Entries provided —

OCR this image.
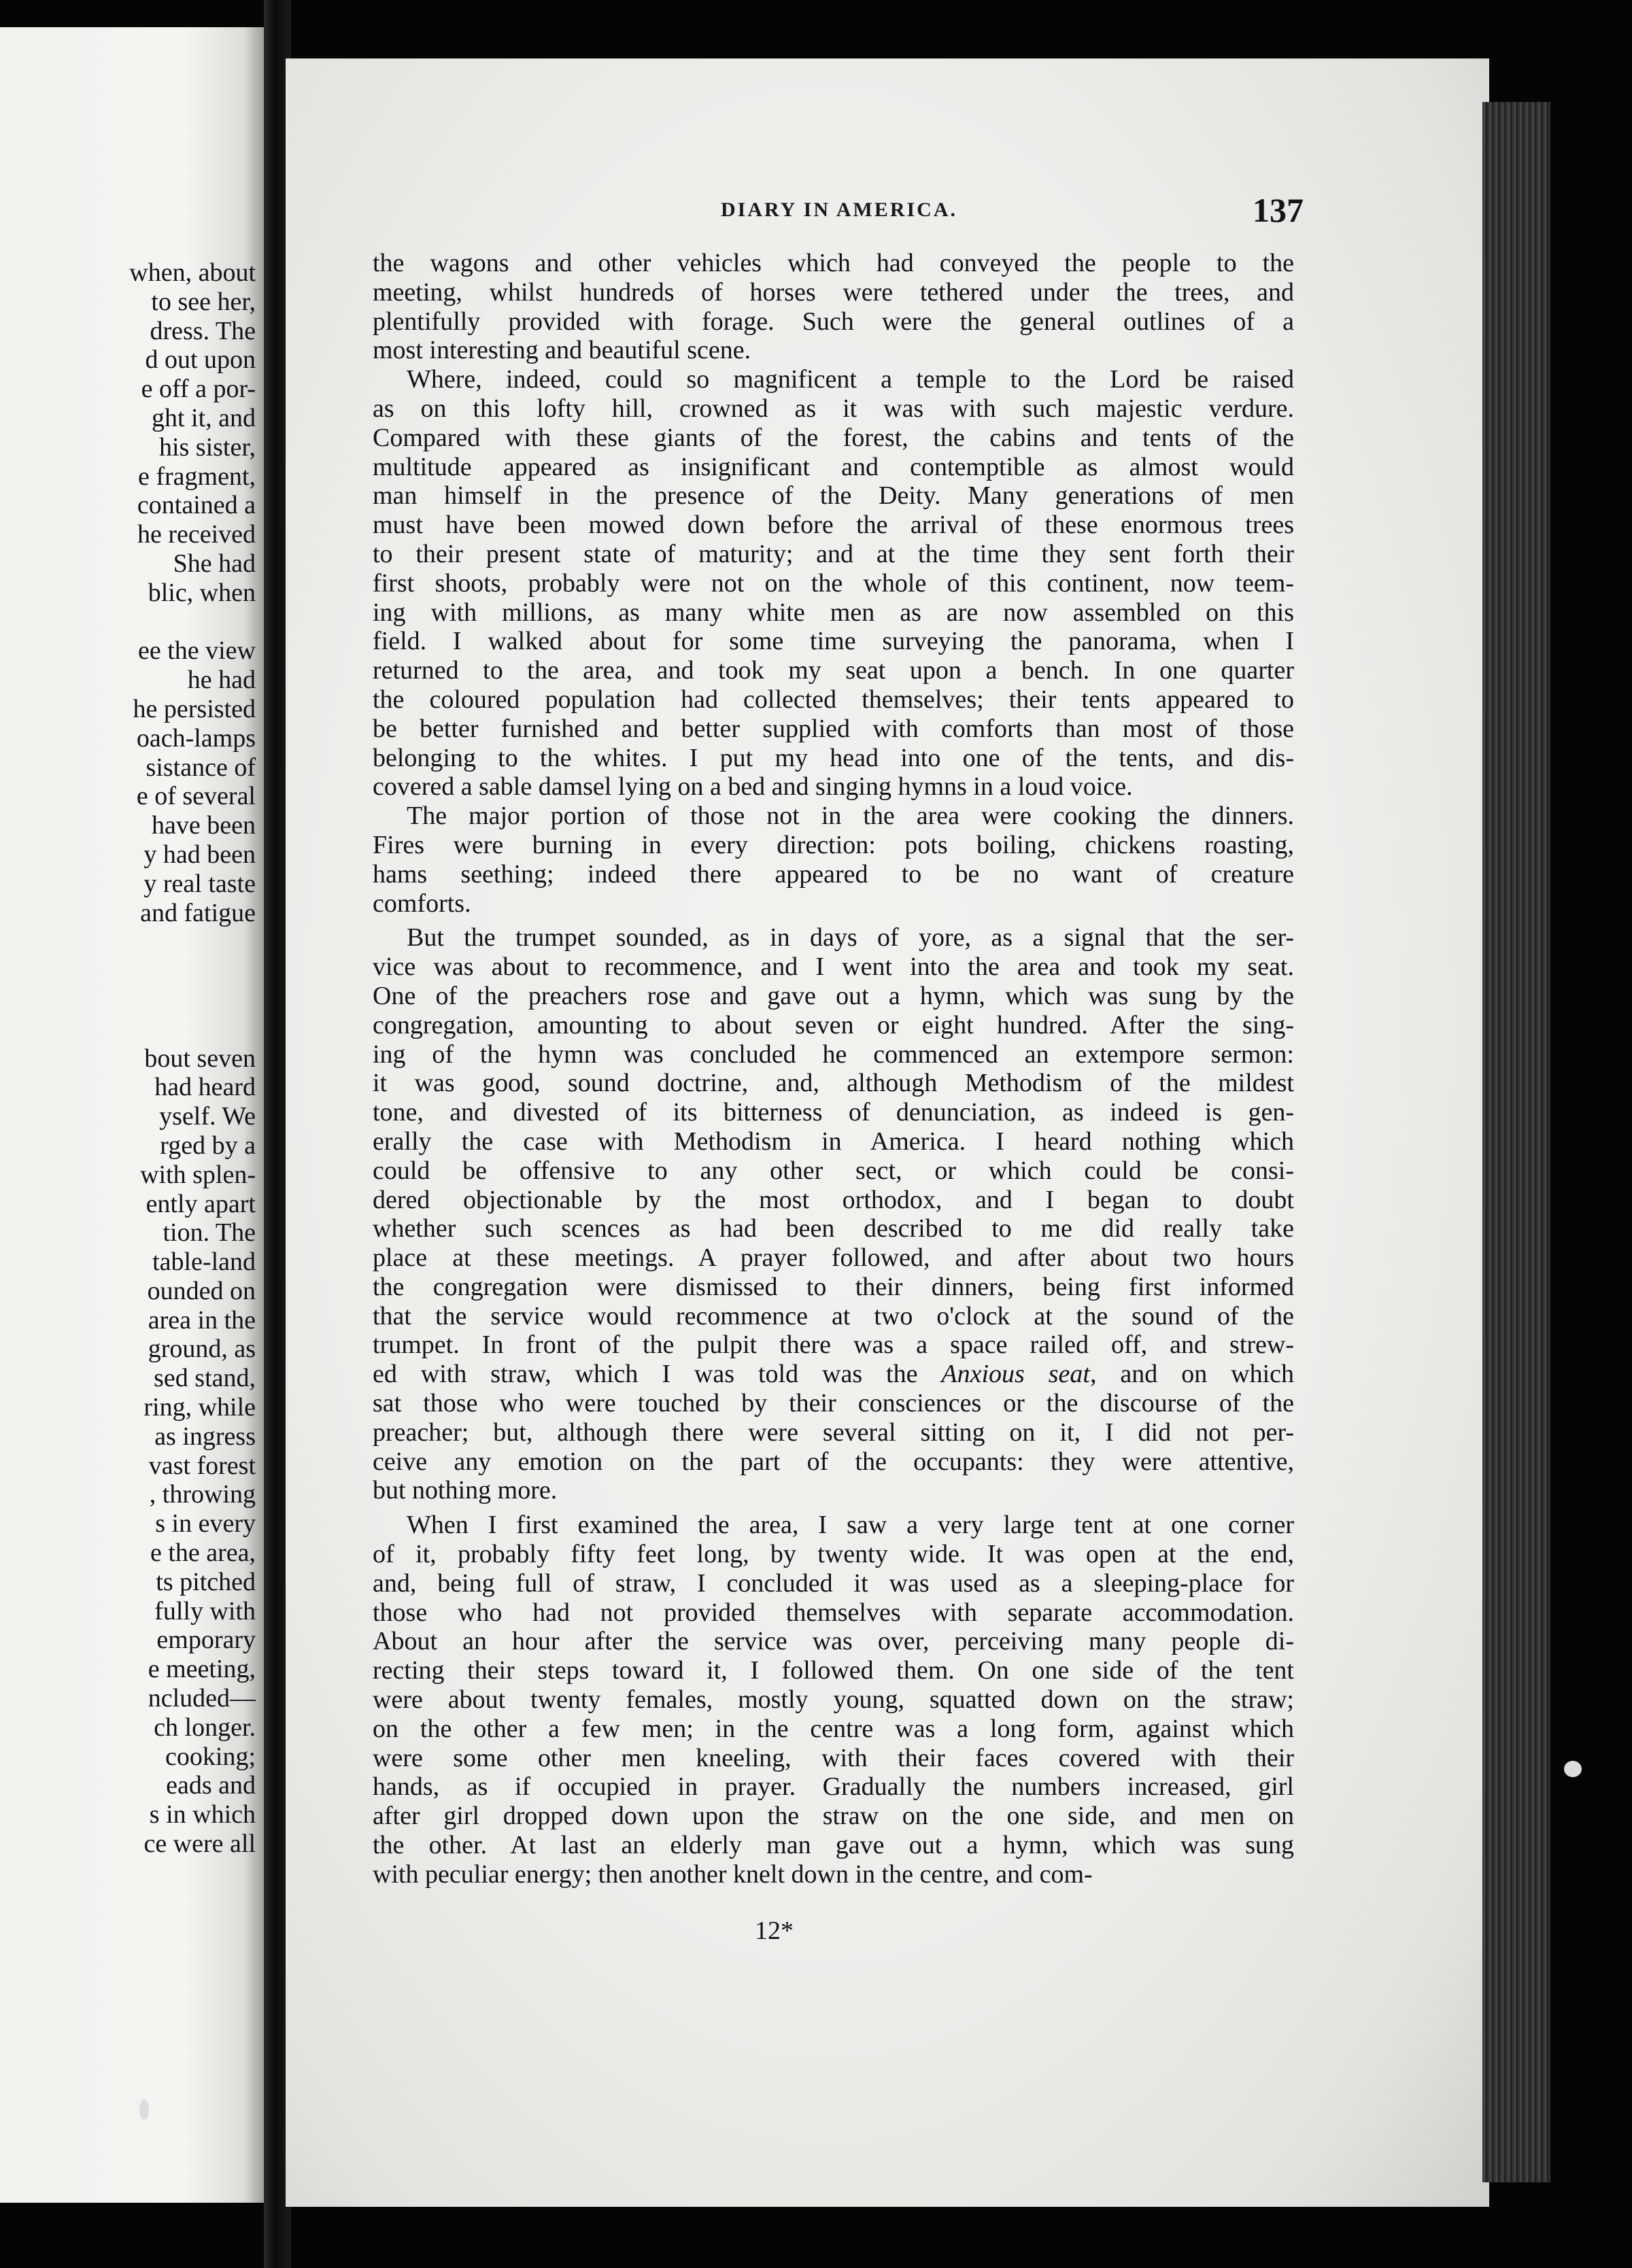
when, about
to see her,
dress. The
d out upon
e off a por-
ght it, and
his sister,
e fragment,
contained a
he received
She had
blic, when
ee the view
he had
he persisted
oach-lamps
sistance of
e of several
have been
y had been
y real taste
and fatigue
bout seven
had heard
yself. We
rged by a
with splen-
ently apart
tion. The
table-land
ounded on
area in the
ground, as
sed stand,
ring, while
as ingress
vast forest
, throwing
s in every
e the area,
ts pitched
fully with
emporary
e meeting,
ncluded—
ch longer.
cooking;
eads and
s in which
ce were all
DIARY IN AMERICA.	137
the wagons and other vehicles which had conveyed the people to the
meeting, whilst hundreds of horses were tethered under the trees, and
plentifully provided with forage. Such were the general outlines of a
most interesting and beautiful scene.
Where, indeed, could so magnificent a temple to the Lord be raised
as on this lofty hill, crowned as it was with such majestic verdure.
Compared with these giants of the forest, the cabins and tents of the
multitude appeared as insignificant and contemptible as almost would
man himself in the presence of the Deity. Many generations of men
must have been mowed down before the arrival of these enormous trees
to their present state of maturity; and at the time they sent forth their
first shoots, probably were not on the whole of this continent, now teem-
ing with millions, as many white men as are now assembled on this
field. I walked about for some time surveying the panorama, when I
returned to the area, and took my seat upon a bench. In one quarter
the coloured population had collected themselves; their tents appeared to
be better furnished and better supplied with comforts than most of those
belonging to the whites. I put my head into one of the tents, and dis-
covered a sable damsel lying on a bed and singing hymns in a loud voice.
The major portion of those not in the area were cooking the dinners.
Fires were burning in every direction: pots boiling, chickens roasting,
hams seething; indeed there appeared to be no want of creature
comforts.
But the trumpet sounded, as in days of yore, as a signal that the ser-
vice was about to recommence, and I went into the area and took my seat.
One of the preachers rose and gave out a hymn, which was sung by the
congregation, amounting to about seven or eight hundred. After the sing-
ing of the hymn was concluded he commenced an extempore sermon:
it was good, sound doctrine, and, although Methodism of the mildest
tone, and divested of its bitterness of denunciation, as indeed is gen-
erally the case with Methodism in America. I heard nothing which
could be offensive to any other sect, or which could be consi-
dered objectionable by the most orthodox, and I began to doubt
whether such scences as had been described to me did really take
place at these meetings. A prayer followed, and after about two hours
the congregation were dismissed to their dinners, being first informed
that the service would recommence at two o'clock at the sound of the
trumpet. In front of the pulpit there was a space railed off, and strew-
ed with straw, which I was told was the Anxious seat, and on which
sat those who were touched by their consciences or the discourse of the
preacher; but, although there were several sitting on it, I did not per-
ceive any emotion on the part of the occupants: they were attentive,
but nothing more.
When I first examined the area, I saw a very large tent at one corner
of it, probably fifty feet long, by twenty wide. It was open at the end,
and, being full of straw, I concluded it was used as a sleeping-place for
those who had not provided themselves with separate accommodation.
About an hour after the service was over, perceiving many people di-
recting their steps toward it, I followed them. On one side of the tent
were about twenty females, mostly young, squatted down on the straw;
on the other a few men; in the centre was a long form, against which
were some other men kneeling, with their faces covered with their
hands, as if occupied in prayer. Gradually the numbers increased, girl
after girl dropped down upon the straw on the one side, and men on
the other. At last an elderly man gave out a hymn, which was sung
with peculiar energy; then another knelt down in the centre, and com-
12*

To be done — Write the entries above out again exactly, but not the pictures.

Full response —
OCR this image.
when, about
to see her,
dress. The
d out upon
e off a por-
ght it, and
his sister,
e fragment,
contained a
he received
She had
blic, when
ee the view
he had
he persisted
oach-lamps
sistance of
e of several
have been
y had been
y real taste
and fatigue
bout seven
had heard
yself. We
rged by a
with splen-
ently apart
tion. The
table-land
ounded on
area in the
ground, as
sed stand,
ring, while
as ingress
vast forest
, throwing
s in every
e the area,
ts pitched
fully with
emporary
e meeting,
ncluded—
ch longer.
cooking;
eads and
s in which
ce were all
DIARY IN AMERICA.	137
the wagons and other vehicles which had conveyed the people to the
meeting, whilst hundreds of horses were tethered under the trees, and
plentifully provided with forage. Such were the general outlines of a
most interesting and beautiful scene.
Where, indeed, could so magnificent a temple to the Lord be raised
as on this lofty hill, crowned as it was with such majestic verdure.
Compared with these giants of the forest, the cabins and tents of the
multitude appeared as insignificant and contemptible as almost would
man himself in the presence of the Deity. Many generations of men
must have been mowed down before the arrival of these enormous trees
to their present state of maturity; and at the time they sent forth their
first shoots, probably were not on the whole of this continent, now teem-
ing with millions, as many white men as are now assembled on this
field. I walked about for some time surveying the panorama, when I
returned to the area, and took my seat upon a bench. In one quarter
the coloured population had collected themselves; their tents appeared to
be better furnished and better supplied with comforts than most of those
belonging to the whites. I put my head into one of the tents, and dis-
covered a sable damsel lying on a bed and singing hymns in a loud voice.
The major portion of those not in the area were cooking the dinners.
Fires were burning in every direction: pots boiling, chickens roasting,
hams seething; indeed there appeared to be no want of creature
comforts.
But the trumpet sounded, as in days of yore, as a signal that the ser-
vice was about to recommence, and I went into the area and took my seat.
One of the preachers rose and gave out a hymn, which was sung by the
congregation, amounting to about seven or eight hundred. After the sing-
ing of the hymn was concluded he commenced an extempore sermon:
it was good, sound doctrine, and, although Methodism of the mildest
tone, and divested of its bitterness of denunciation, as indeed is gen-
erally the case with Methodism in America. I heard nothing which
could be offensive to any other sect, or which could be consi-
dered objectionable by the most orthodox, and I began to doubt
whether such scences as had been described to me did really take
place at these meetings. A prayer followed, and after about two hours
the congregation were dismissed to their dinners, being first informed
that the service would recommence at two o'clock at the sound of the
trumpet. In front of the pulpit there was a space railed off, and strew-
ed with straw, which I was told was the Anxious seat, and on which
sat those who were touched by their consciences or the discourse of the
preacher; but, although there were several sitting on it, I did not per-
ceive any emotion on the part of the occupants: they were attentive,
but nothing more.
When I first examined the area, I saw a very large tent at one corner
of it, probably fifty feet long, by twenty wide. It was open at the end,
and, being full of straw, I concluded it was used as a sleeping-place for
those who had not provided themselves with separate accommodation.
About an hour after the service was over, perceiving many people di-
recting their steps toward it, I followed them. On one side of the tent
were about twenty females, mostly young, squatted down on the straw;
on the other a few men; in the centre was a long form, against which
were some other men kneeling, with their faces covered with their
hands, as if occupied in prayer. Gradually the numbers increased, girl
after girl dropped down upon the straw on the one side, and men on
the other. At last an elderly man gave out a hymn, which was sung
with peculiar energy; then another knelt down in the centre, and com-
12*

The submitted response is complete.